DO THIS:
Leave the pictures out and transcribe every record exactly.

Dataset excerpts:
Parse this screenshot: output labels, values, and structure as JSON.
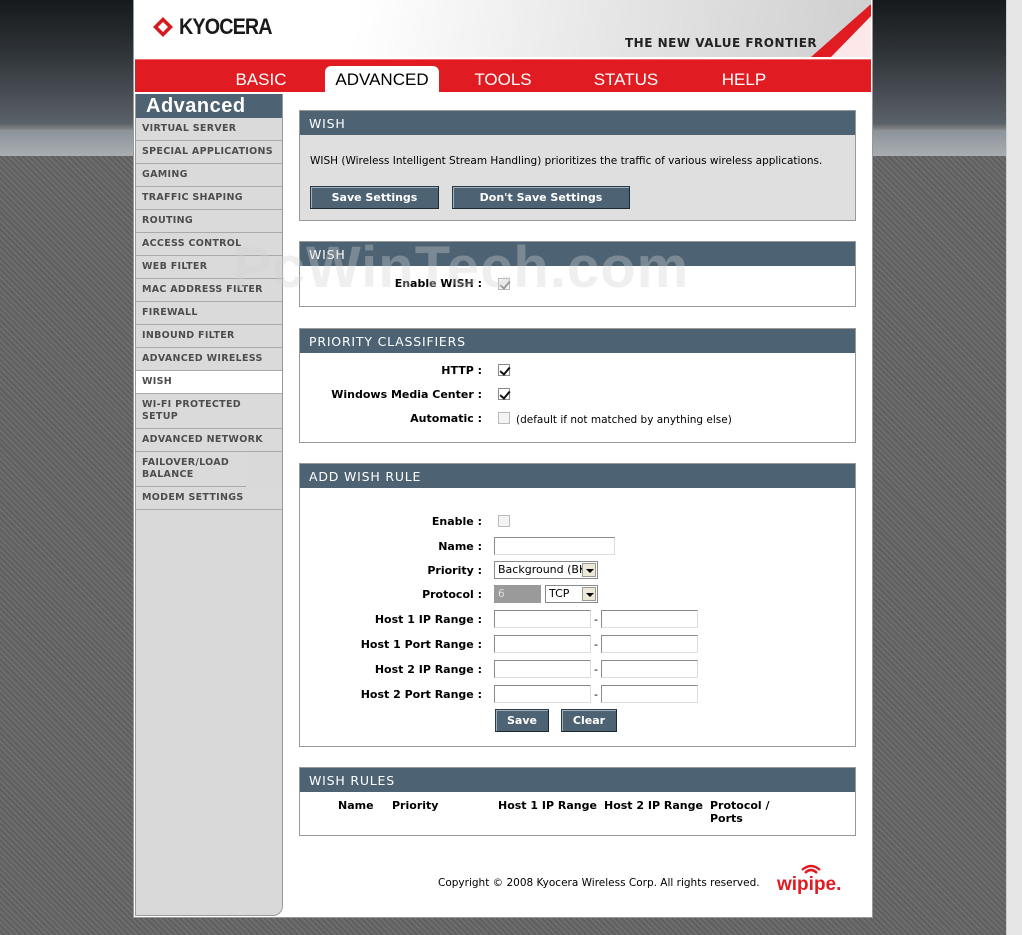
{
  "brand": {
    "logo_text": "KYOCERA",
    "tagline": "THE NEW VALUE FRONTIER",
    "accent_red": "#e01b22",
    "panel_blue": "#4d6373"
  },
  "nav": {
    "tabs": [
      {
        "label": "BASIC"
      },
      {
        "label": "ADVANCED",
        "active": true
      },
      {
        "label": "TOOLS"
      },
      {
        "label": "STATUS"
      },
      {
        "label": "HELP"
      }
    ]
  },
  "sidebar": {
    "title": "Advanced",
    "items": [
      {
        "label": "VIRTUAL SERVER"
      },
      {
        "label": "SPECIAL APPLICATIONS"
      },
      {
        "label": "GAMING"
      },
      {
        "label": "TRAFFIC SHAPING"
      },
      {
        "label": "ROUTING"
      },
      {
        "label": "ACCESS CONTROL"
      },
      {
        "label": "WEB FILTER"
      },
      {
        "label": "MAC ADDRESS FILTER"
      },
      {
        "label": "FIREWALL"
      },
      {
        "label": "INBOUND FILTER"
      },
      {
        "label": "ADVANCED WIRELESS"
      },
      {
        "label": "WISH",
        "active": true
      },
      {
        "label": "WI-FI PROTECTED SETUP"
      },
      {
        "label": "ADVANCED NETWORK"
      },
      {
        "label": "FAILOVER/LOAD BALANCE"
      },
      {
        "label": "MODEM SETTINGS"
      }
    ]
  },
  "intro": {
    "title": "WISH",
    "description": "WISH (Wireless Intelligent Stream Handling) prioritizes the traffic of various wireless applications.",
    "save_label": "Save Settings",
    "dont_save_label": "Don't Save Settings"
  },
  "wish": {
    "title": "WISH",
    "enable_label": "Enable WISH :",
    "enabled": true
  },
  "classifiers": {
    "title": "PRIORITY CLASSIFIERS",
    "http_label": "HTTP :",
    "http_checked": true,
    "wmc_label": "Windows Media Center :",
    "wmc_checked": true,
    "auto_label": "Automatic :",
    "auto_checked": false,
    "auto_note": "(default if not matched by anything else)"
  },
  "add_rule": {
    "title": "ADD WISH RULE",
    "enable_label": "Enable :",
    "name_label": "Name :",
    "name_value": "",
    "priority_label": "Priority :",
    "priority_value": "Background (BK)",
    "protocol_label": "Protocol :",
    "protocol_number": "6",
    "protocol_value": "TCP",
    "host1_ip_label": "Host 1 IP Range :",
    "host1_port_label": "Host 1 Port Range :",
    "host2_ip_label": "Host 2 IP Range :",
    "host2_port_label": "Host 2 Port Range :",
    "range_sep": "-",
    "save_label": "Save",
    "clear_label": "Clear"
  },
  "rules": {
    "title": "WISH RULES",
    "columns": [
      "Name",
      "Priority",
      "Host 1 IP Range",
      "Host 2 IP Range",
      "Protocol / Ports"
    ]
  },
  "footer": {
    "copyright": "Copyright © 2008 Kyocera Wireless Corp. All rights reserved.",
    "partner_logo": "wipipe."
  },
  "watermark": "PcWinTech.com"
}
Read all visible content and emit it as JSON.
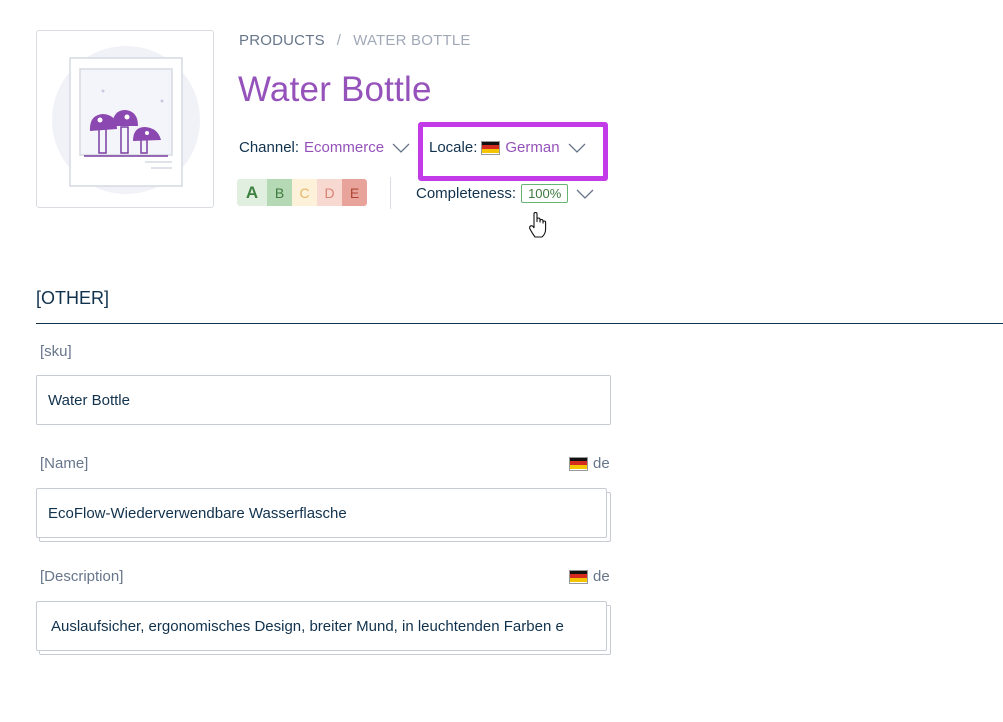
{
  "breadcrumb": {
    "root": "PRODUCTS",
    "separator": "/",
    "current": "WATER BOTTLE"
  },
  "product": {
    "title": "Water Bottle"
  },
  "context": {
    "channel_label": "Channel:",
    "channel_value": "Ecommerce",
    "locale_label": "Locale:",
    "locale_value": "German",
    "completeness_label": "Completeness:",
    "completeness_value": "100%"
  },
  "grades": [
    "A",
    "B",
    "C",
    "D",
    "E"
  ],
  "section": {
    "title": "[OTHER]"
  },
  "fields": {
    "sku": {
      "label": "[sku]",
      "value": "Water Bottle"
    },
    "name": {
      "label": "[Name]",
      "locale": "de",
      "value": "EcoFlow-Wiederverwendbare Wasserflasche"
    },
    "description": {
      "label": "[Description]",
      "locale": "de",
      "value": "Auslaufsicher, ergonomisches Design, breiter Mund, in leuchtenden Farben e"
    }
  },
  "colors": {
    "accent": "#9452ba",
    "text": "#11324d",
    "highlight": "#c33be8",
    "success": "#67b373"
  },
  "icons": [
    "product-placeholder-icon",
    "chevron-down-icon",
    "german-flag-icon",
    "hand-cursor-icon"
  ]
}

FULL OUTPUT:
Parse this screenshot: output labels, values, and structure as JSON.
{
  "brand": {
    "logo_text": "KYOCERA",
    "tagline": "THE NEW VALUE FRONTIER",
    "accent_red": "#e01b22",
    "panel_blue": "#4d6373"
  },
  "nav": {
    "tabs": [
      {
        "label": "BASIC"
      },
      {
        "label": "ADVANCED",
        "active": true
      },
      {
        "label": "TOOLS"
      },
      {
        "label": "STATUS"
      },
      {
        "label": "HELP"
      }
    ]
  },
  "sidebar": {
    "title": "Advanced",
    "items": [
      {
        "label": "VIRTUAL SERVER"
      },
      {
        "label": "SPECIAL APPLICATIONS"
      },
      {
        "label": "GAMING"
      },
      {
        "label": "TRAFFIC SHAPING"
      },
      {
        "label": "ROUTING"
      },
      {
        "label": "ACCESS CONTROL"
      },
      {
        "label": "WEB FILTER"
      },
      {
        "label": "MAC ADDRESS FILTER"
      },
      {
        "label": "FIREWALL"
      },
      {
        "label": "INBOUND FILTER"
      },
      {
        "label": "ADVANCED WIRELESS"
      },
      {
        "label": "WISH",
        "active": true
      },
      {
        "label": "WI-FI PROTECTED SETUP"
      },
      {
        "label": "ADVANCED NETWORK"
      },
      {
        "label": "FAILOVER/LOAD BALANCE"
      },
      {
        "label": "MODEM SETTINGS"
      }
    ]
  },
  "intro": {
    "title": "WISH",
    "description": "WISH (Wireless Intelligent Stream Handling) prioritizes the traffic of various wireless applications.",
    "save_label": "Save Settings",
    "dont_save_label": "Don't Save Settings"
  },
  "wish": {
    "title": "WISH",
    "enable_label": "Enable WISH :",
    "enabled": true
  },
  "classifiers": {
    "title": "PRIORITY CLASSIFIERS",
    "http_label": "HTTP :",
    "http_checked": true,
    "wmc_label": "Windows Media Center :",
    "wmc_checked": true,
    "auto_label": "Automatic :",
    "auto_checked": false,
    "auto_note": "(default if not matched by anything else)"
  },
  "add_rule": {
    "title": "ADD WISH RULE",
    "enable_label": "Enable :",
    "name_label": "Name :",
    "name_value": "",
    "priority_label": "Priority :",
    "priority_value": "Background (BK)",
    "protocol_label": "Protocol :",
    "protocol_number": "6",
    "protocol_value": "TCP",
    "host1_ip_label": "Host 1 IP Range :",
    "host1_port_label": "Host 1 Port Range :",
    "host2_ip_label": "Host 2 IP Range :",
    "host2_port_label": "Host 2 Port Range :",
    "range_sep": "-",
    "save_label": "Save",
    "clear_label": "Clear"
  },
  "rules": {
    "title": "WISH RULES",
    "columns": [
      "Name",
      "Priority",
      "Host 1 IP Range",
      "Host 2 IP Range",
      "Protocol / Ports"
    ]
  },
  "footer": {
    "copyright": "Copyright © 2008 Kyocera Wireless Corp. All rights reserved.",
    "partner_logo": "wipipe."
  },
  "watermark": "PcWinTech.com"
}
Read all visible content and emit it as JSON.
{
  "breadcrumb": {
    "root": "PRODUCTS",
    "separator": "/",
    "current": "WATER BOTTLE"
  },
  "product": {
    "title": "Water Bottle"
  },
  "context": {
    "channel_label": "Channel:",
    "channel_value": "Ecommerce",
    "locale_label": "Locale:",
    "locale_value": "German",
    "completeness_label": "Completeness:",
    "completeness_value": "100%"
  },
  "grades": [
    "A",
    "B",
    "C",
    "D",
    "E"
  ],
  "section": {
    "title": "[OTHER]"
  },
  "fields": {
    "sku": {
      "label": "[sku]",
      "value": "Water Bottle"
    },
    "name": {
      "label": "[Name]",
      "locale": "de",
      "value": "EcoFlow-Wiederverwendbare Wasserflasche"
    },
    "description": {
      "label": "[Description]",
      "locale": "de",
      "value": "Auslaufsicher, ergonomisches Design, breiter Mund, in leuchtenden Farben e"
    }
  },
  "colors": {
    "accent": "#9452ba",
    "text": "#11324d",
    "highlight": "#c33be8",
    "success": "#67b373"
  },
  "icons": [
    "product-placeholder-icon",
    "chevron-down-icon",
    "german-flag-icon",
    "hand-cursor-icon"
  ]
}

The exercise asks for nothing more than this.